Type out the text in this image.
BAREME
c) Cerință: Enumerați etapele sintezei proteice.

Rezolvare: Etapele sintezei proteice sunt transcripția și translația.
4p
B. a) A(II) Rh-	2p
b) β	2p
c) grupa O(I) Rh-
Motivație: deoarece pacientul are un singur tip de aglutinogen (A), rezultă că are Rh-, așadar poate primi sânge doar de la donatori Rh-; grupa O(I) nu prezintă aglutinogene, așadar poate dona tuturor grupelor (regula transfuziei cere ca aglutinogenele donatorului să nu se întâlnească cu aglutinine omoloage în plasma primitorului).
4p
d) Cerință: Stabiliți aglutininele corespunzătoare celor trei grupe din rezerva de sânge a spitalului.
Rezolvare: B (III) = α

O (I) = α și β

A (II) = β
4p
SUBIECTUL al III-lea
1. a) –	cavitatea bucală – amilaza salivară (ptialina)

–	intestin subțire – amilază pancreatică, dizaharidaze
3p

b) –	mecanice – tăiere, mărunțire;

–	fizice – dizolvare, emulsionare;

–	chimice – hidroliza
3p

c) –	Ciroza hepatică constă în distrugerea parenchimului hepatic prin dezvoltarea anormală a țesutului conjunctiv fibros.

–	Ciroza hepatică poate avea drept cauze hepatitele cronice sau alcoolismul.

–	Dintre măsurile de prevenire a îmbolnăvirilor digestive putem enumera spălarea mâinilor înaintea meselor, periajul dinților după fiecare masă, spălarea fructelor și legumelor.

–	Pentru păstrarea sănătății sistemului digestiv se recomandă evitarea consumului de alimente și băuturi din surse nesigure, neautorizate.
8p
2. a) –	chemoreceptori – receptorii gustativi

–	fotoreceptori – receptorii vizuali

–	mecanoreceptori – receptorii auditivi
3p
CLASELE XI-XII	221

> What the task requires:
Copy out all the entries shown above, character for character.

> Answer to the exercise:
Type out the text in this image.
BAREME
c) Cerință: Enumerați etapele sintezei proteice.

Rezolvare: Etapele sintezei proteice sunt transcripția și translația.
4p
B. a) A(II) Rh-	2p
b) β	2p
c) grupa O(I) Rh-
Motivație: deoarece pacientul are un singur tip de aglutinogen (A), rezultă că are Rh-, așadar poate primi sânge doar de la donatori Rh-; grupa O(I) nu prezintă aglutinogene, așadar poate dona tuturor grupelor (regula transfuziei cere ca aglutinogenele donatorului să nu se întâlnească cu aglutinine omoloage în plasma primitorului).
4p
d) Cerință: Stabiliți aglutininele corespunzătoare celor trei grupe din rezerva de sânge a spitalului.
Rezolvare: B (III) = α

O (I) = α și β

A (II) = β
4p
SUBIECTUL al III-lea
1. a) –	cavitatea bucală – amilaza salivară (ptialina)

–	intestin subțire – amilază pancreatică, dizaharidaze
3p

b) –	mecanice – tăiere, mărunțire;

–	fizice – dizolvare, emulsionare;

–	chimice – hidroliza
3p

c) –	Ciroza hepatică constă în distrugerea parenchimului hepatic prin dezvoltarea anormală a țesutului conjunctiv fibros.

–	Ciroza hepatică poate avea drept cauze hepatitele cronice sau alcoolismul.

–	Dintre măsurile de prevenire a îmbolnăvirilor digestive putem enumera spălarea mâinilor înaintea meselor, periajul dinților după fiecare masă, spălarea fructelor și legumelor.

–	Pentru păstrarea sănătății sistemului digestiv se recomandă evitarea consumului de alimente și băuturi din surse nesigure, neautorizate.
8p
2. a) –	chemoreceptori – receptorii gustativi

–	fotoreceptori – receptorii vizuali

–	mecanoreceptori – receptorii auditivi
3p
CLASELE XI-XII	221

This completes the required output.